* Start STORED ROWS *

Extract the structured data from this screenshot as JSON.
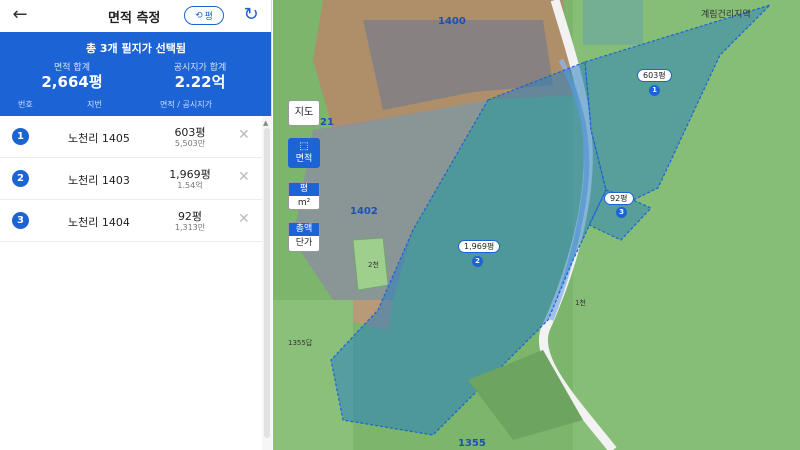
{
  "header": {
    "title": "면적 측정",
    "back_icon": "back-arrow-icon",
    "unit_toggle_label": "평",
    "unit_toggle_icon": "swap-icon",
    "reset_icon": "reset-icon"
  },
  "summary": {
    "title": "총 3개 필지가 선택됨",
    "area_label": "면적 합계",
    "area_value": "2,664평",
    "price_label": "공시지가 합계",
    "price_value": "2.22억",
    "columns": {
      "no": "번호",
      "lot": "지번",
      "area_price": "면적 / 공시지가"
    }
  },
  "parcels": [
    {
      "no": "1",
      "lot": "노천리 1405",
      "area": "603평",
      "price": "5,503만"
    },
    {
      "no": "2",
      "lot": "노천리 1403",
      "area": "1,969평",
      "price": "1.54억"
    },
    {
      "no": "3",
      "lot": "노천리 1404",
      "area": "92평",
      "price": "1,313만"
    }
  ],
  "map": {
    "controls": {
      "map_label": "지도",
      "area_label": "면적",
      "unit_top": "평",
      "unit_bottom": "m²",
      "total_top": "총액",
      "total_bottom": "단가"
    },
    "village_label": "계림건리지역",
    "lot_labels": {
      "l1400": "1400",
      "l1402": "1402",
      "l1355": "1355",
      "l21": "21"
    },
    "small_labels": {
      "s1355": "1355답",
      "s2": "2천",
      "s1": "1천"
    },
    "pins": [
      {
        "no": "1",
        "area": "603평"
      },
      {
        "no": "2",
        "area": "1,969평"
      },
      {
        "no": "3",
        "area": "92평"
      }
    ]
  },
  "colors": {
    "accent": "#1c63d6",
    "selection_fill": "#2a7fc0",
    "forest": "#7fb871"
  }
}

* End STORED ROWS *
* Start STORED ROWS *

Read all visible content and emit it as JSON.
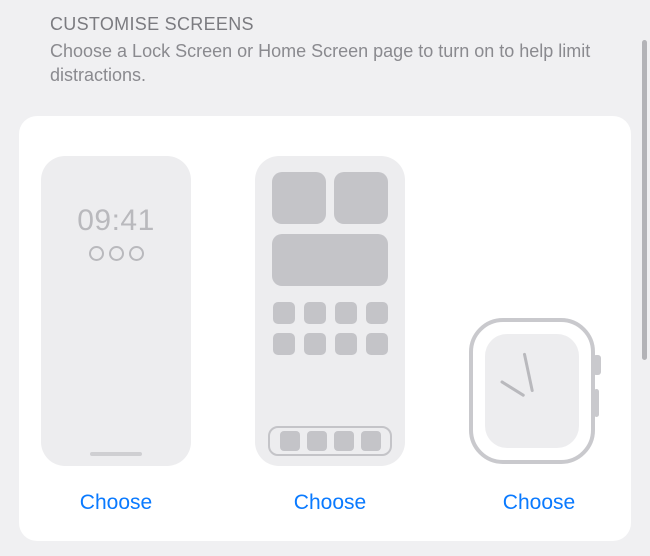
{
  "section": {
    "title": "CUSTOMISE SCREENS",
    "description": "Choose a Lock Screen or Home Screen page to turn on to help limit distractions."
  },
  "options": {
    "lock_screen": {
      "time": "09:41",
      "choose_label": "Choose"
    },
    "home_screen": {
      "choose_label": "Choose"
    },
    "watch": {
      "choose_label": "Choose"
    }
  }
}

* End STORED ROWS *

_WRITTEN REQUEST_
Gather up every line from the listing above in which the word "JSON" occurs.

_RESPONSE TO THIS TASK_
Extract the structured data from this screenshot as JSON.
Read all visible content and emit it as JSON.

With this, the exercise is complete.